Record set:
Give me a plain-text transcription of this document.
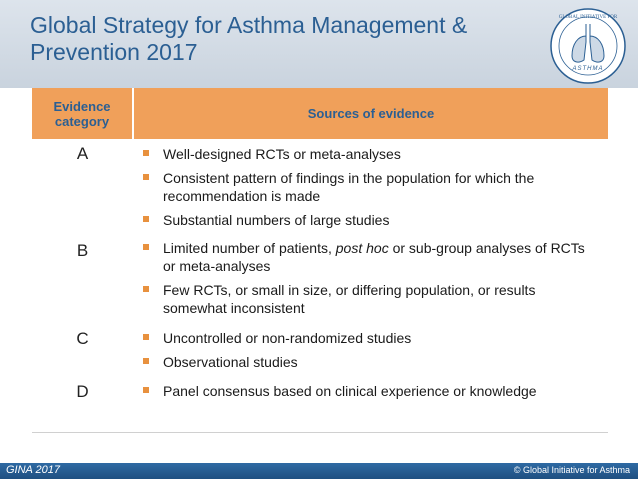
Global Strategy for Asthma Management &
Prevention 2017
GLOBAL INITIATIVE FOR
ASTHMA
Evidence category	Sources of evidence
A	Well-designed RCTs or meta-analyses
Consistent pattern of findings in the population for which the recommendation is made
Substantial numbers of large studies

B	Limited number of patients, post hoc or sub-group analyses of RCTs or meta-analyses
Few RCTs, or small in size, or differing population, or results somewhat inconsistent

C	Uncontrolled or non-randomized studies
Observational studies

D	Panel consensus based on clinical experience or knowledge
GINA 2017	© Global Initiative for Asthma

--

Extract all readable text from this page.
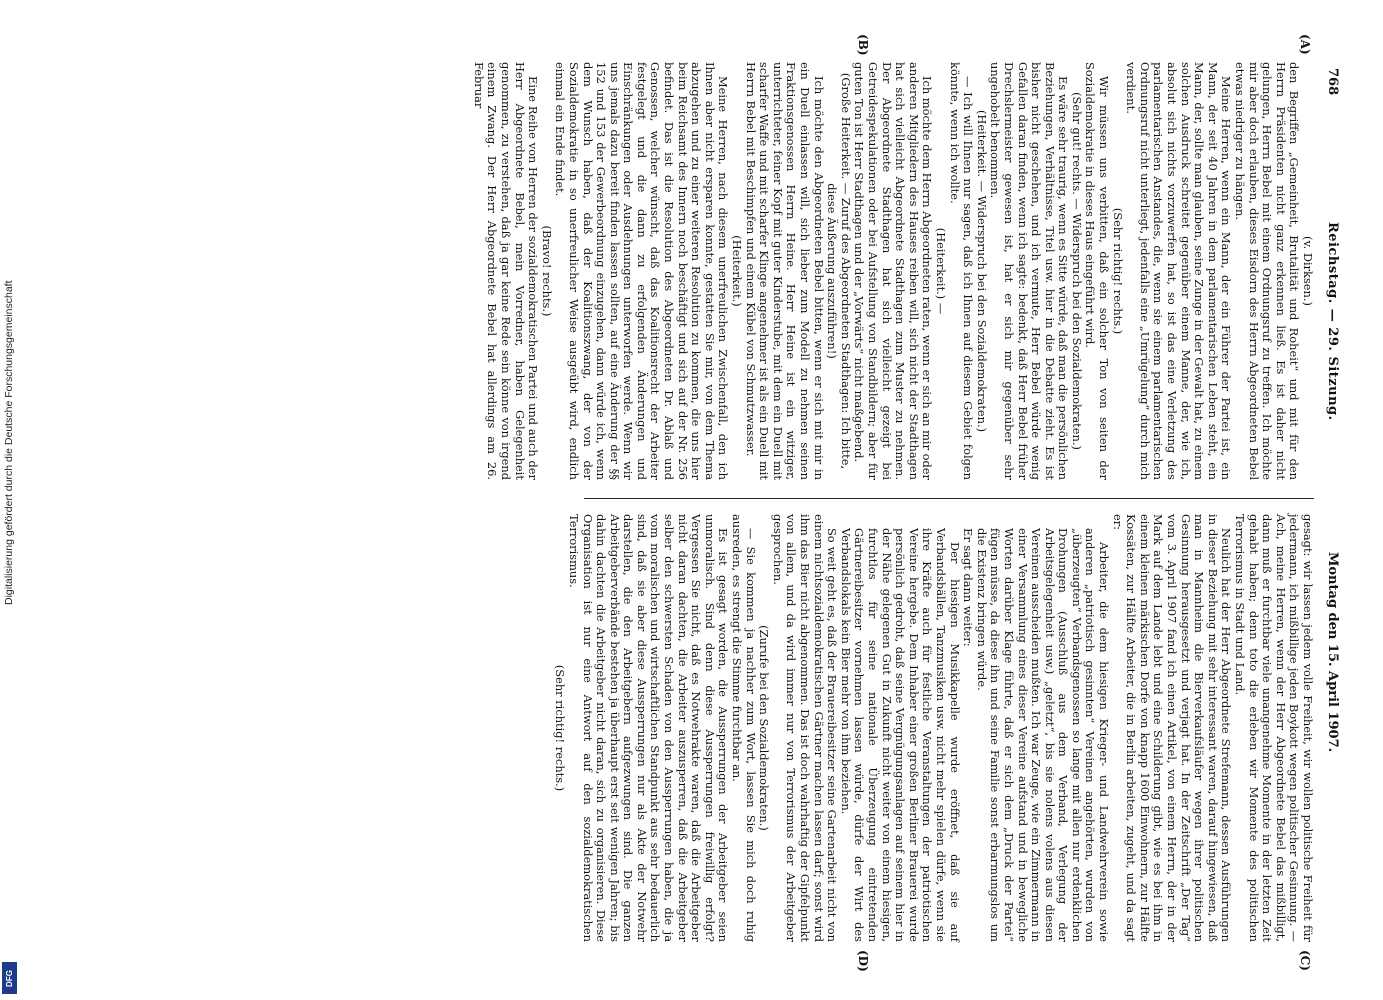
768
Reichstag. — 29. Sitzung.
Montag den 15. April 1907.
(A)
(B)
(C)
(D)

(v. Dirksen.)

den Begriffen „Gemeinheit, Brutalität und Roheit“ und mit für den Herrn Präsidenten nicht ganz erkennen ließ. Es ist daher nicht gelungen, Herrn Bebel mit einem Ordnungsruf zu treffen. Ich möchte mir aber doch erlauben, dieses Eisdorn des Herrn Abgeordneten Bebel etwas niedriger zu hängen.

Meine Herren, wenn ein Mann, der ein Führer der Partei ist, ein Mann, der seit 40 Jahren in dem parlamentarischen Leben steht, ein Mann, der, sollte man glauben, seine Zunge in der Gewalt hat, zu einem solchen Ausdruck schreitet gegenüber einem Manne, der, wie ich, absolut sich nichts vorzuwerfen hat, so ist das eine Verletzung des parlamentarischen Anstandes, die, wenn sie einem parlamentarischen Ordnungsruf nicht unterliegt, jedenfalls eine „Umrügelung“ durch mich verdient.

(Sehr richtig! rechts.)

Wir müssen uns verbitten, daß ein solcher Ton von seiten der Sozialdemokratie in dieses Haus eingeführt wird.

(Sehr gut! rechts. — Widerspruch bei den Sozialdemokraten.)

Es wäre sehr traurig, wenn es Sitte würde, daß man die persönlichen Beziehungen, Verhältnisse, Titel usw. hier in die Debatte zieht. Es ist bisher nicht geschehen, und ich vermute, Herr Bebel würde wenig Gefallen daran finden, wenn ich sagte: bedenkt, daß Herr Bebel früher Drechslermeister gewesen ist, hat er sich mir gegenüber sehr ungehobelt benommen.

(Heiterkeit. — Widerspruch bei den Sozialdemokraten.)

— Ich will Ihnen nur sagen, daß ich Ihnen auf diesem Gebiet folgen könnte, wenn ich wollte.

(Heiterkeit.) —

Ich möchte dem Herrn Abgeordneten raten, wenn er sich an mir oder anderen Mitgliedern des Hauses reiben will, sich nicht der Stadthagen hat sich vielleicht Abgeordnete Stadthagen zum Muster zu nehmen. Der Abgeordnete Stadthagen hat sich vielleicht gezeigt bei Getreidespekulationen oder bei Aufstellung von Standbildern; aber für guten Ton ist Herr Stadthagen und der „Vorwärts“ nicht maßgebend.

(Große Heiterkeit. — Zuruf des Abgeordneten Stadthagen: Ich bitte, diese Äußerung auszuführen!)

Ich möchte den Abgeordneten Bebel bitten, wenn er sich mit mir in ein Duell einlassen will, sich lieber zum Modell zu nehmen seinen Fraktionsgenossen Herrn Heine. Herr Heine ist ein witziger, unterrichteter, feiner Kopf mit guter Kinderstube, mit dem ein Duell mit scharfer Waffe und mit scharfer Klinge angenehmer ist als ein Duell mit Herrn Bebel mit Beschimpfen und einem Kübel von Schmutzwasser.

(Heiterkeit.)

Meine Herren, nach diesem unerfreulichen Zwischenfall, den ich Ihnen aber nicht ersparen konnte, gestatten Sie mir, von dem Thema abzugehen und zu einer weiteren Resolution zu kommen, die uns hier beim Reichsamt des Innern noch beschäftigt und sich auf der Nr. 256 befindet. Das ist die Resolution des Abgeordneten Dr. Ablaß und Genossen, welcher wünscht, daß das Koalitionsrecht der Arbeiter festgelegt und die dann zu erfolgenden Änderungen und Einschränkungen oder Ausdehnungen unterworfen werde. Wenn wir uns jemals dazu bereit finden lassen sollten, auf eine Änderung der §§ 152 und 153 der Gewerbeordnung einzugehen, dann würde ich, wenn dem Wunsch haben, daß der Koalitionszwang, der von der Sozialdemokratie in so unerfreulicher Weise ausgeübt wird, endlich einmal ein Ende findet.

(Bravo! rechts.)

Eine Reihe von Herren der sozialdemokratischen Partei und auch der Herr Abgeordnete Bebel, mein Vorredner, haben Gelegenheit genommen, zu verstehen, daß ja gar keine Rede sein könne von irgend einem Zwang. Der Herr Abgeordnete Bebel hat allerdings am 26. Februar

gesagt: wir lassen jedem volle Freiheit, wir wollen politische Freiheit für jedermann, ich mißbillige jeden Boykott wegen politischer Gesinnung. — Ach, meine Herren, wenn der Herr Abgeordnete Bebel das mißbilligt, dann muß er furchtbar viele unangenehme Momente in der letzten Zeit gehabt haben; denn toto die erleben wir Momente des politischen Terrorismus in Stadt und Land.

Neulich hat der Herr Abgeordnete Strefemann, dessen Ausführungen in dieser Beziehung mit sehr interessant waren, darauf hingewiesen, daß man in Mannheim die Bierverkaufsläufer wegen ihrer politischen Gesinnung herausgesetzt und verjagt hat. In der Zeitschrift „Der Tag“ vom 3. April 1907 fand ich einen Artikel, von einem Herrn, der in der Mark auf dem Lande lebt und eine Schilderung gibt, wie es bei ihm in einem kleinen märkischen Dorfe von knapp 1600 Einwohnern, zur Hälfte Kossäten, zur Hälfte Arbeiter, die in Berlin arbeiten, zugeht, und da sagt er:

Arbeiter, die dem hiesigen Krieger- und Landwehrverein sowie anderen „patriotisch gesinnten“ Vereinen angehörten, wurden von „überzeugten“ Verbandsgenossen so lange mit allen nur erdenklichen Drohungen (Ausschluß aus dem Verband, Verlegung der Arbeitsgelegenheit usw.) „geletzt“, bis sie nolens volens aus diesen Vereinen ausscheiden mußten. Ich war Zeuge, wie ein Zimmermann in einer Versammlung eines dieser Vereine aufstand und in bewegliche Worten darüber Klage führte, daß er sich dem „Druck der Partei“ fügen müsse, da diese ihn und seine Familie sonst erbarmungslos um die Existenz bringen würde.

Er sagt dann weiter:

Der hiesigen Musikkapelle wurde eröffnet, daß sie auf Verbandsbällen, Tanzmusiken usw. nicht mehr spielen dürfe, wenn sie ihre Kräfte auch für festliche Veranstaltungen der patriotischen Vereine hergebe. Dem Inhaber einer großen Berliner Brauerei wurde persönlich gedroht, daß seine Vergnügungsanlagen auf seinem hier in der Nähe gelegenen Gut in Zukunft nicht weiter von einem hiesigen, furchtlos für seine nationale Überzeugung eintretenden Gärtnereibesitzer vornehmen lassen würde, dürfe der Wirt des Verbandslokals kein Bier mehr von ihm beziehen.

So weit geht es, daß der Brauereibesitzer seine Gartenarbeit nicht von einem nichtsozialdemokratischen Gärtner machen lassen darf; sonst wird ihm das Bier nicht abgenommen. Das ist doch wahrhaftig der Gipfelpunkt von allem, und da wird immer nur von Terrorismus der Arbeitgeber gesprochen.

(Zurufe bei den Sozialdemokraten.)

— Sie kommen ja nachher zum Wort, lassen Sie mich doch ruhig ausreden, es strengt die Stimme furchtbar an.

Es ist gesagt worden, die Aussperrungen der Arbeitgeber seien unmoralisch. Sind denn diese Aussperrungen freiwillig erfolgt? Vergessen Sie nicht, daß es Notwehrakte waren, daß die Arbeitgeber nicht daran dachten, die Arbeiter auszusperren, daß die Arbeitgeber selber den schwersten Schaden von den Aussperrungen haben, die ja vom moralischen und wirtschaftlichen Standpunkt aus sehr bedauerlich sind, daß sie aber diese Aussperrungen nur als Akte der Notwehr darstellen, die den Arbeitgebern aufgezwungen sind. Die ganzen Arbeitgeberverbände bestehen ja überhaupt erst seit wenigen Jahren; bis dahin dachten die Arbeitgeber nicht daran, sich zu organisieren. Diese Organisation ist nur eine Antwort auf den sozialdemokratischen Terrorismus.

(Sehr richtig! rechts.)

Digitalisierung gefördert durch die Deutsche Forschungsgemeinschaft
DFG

Work to be completed: Whenever a line of the data above includes the word "dieser", copy that line.

Result of the exercise:
Neulich hat der Herr Abgeordnete Strefemann, dessen Ausführungen in dieser Beziehung mit sehr interessant waren, darauf hingewiesen, daß man in Mannheim die Bierverkaufsläufer wegen ihrer politischen Gesinnung herausgesetzt und verjagt hat. In der Zeitschrift „Der Tag“ vom 3. April 1907 fand ich einen Artikel, von einem Herrn, der in der Mark auf dem Lande lebt und eine Schilderung gibt, wie es bei ihm in einem kleinen märkischen Dorfe von knapp 1600 Einwohnern, zur Hälfte Kossäten, zur Hälfte Arbeiter, die in Berlin arbeiten, zugeht, und da sagt er:
Arbeiter, die dem hiesigen Krieger- und Landwehrverein sowie anderen „patriotisch gesinnten“ Vereinen angehörten, wurden von „überzeugten“ Verbandsgenossen so lange mit allen nur erdenklichen Drohungen (Ausschluß aus dem Verband, Verlegung der Arbeitsgelegenheit usw.) „geletzt“, bis sie nolens volens aus diesen Vereinen ausscheiden mußten. Ich war Zeuge, wie ein Zimmermann in einer Versammlung eines dieser Vereine aufstand und in bewegliche Worten darüber Klage führte, daß er sich dem „Druck der Partei“ fügen müsse, da diese ihn und seine Familie sonst erbarmungslos um die Existenz bringen würde.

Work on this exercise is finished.